- [TASK STATEMENT]:
In the listing that follows, count every line with the word "центру" in it and write only the total.

Collection entries
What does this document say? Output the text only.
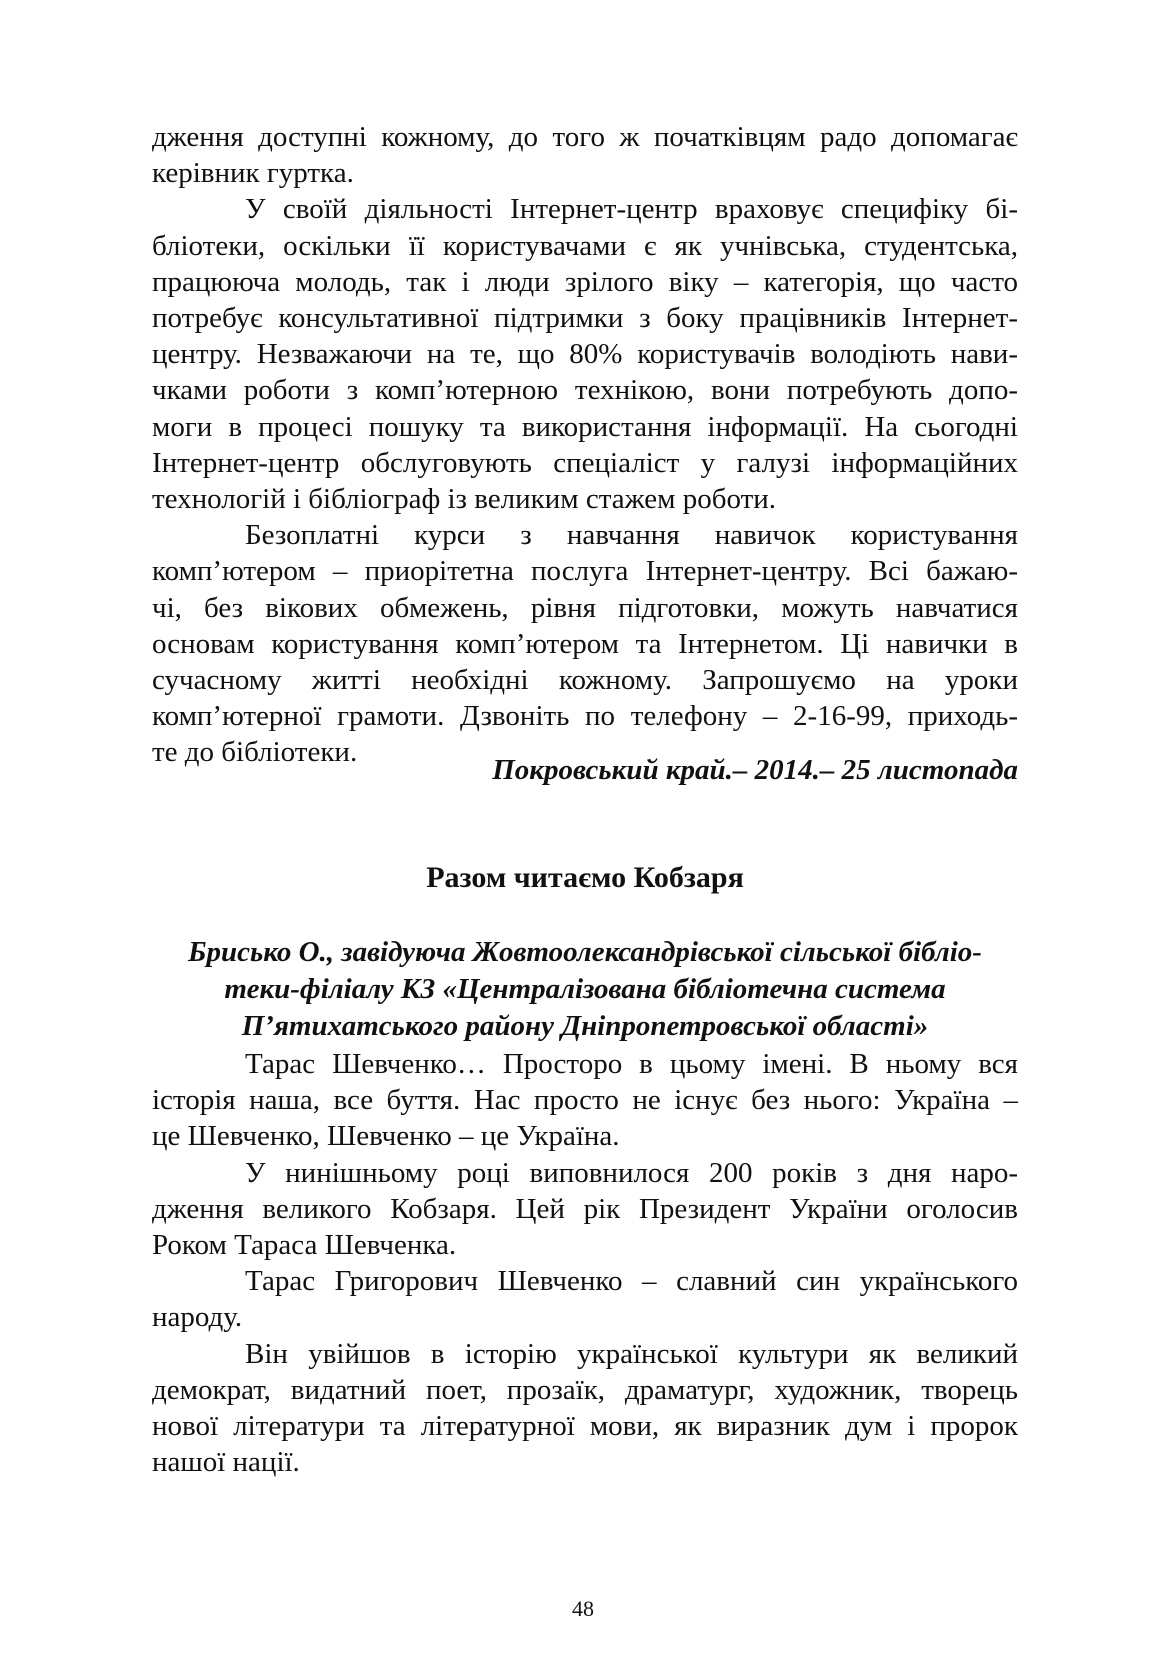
дження доступні кожному, до того ж початківцям радо допомагає
керівник гуртка.

У своїй діяльності Інтернет-центр враховує специфіку бі-
бліотеки, оскільки її користувачами є як учнівська, студентська,
працююча молодь, так і люди зрілого віку – категорія, що часто
потребує консультативної підтримки з боку працівників Інтернет-
центру. Незважаючи на те, що 80% користувачів володіють нави-
чками роботи з комп’ютерною технікою, вони потребують допо-
моги в процесі пошуку та використання інформації. На сьогодні
Інтернет-центр обслуговують спеціаліст у галузі інформаційних
технологій і бібліограф із великим стажем роботи.

Безоплатні курси з навчання навичок користування
комп’ютером – приорітетна послуга Інтернет-центру. Всі бажаю-
чі, без вікових обмежень, рівня підготовки, можуть навчатися
основам користування комп’ютером та Інтернетом. Ці навички в
сучасному житті необхідні кожному. Запрошуємо на уроки
комп’ютерної грамоти. Дзвоніть по телефону – 2-16-99, приходь-
те до бібліотеки.

Покровський край.– 2014.– 25 листопада
Разом читаємо Кобзаря
Брисько О., завідуюча Жовтоолександрівської сільської бібліо-
теки-філіалу КЗ «Централізована бібліотечна система
П’ятихатського району Дніпропетровської області»

Тарас Шевченко… Просторо в цьому імені. В ньому вся
історія наша, все буття. Нас просто не існує без нього: Україна –
це Шевченко, Шевченко – це Україна.

У нинішньому році виповнилося 200 років з дня наро-
дження великого Кобзаря. Цей рік Президент України оголосив
Роком Тараса Шевченка.

Тарас Григорович Шевченко – славний син українського
народу.

Він увійшов в історію української культури як великий
демократ, видатний поет, прозаїк, драматург, художник, творець
нової літератури та літературної мови, як виразник дум і пророк
нашої нації.

48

- [ANSWER TO THIS PROBLEM]:
2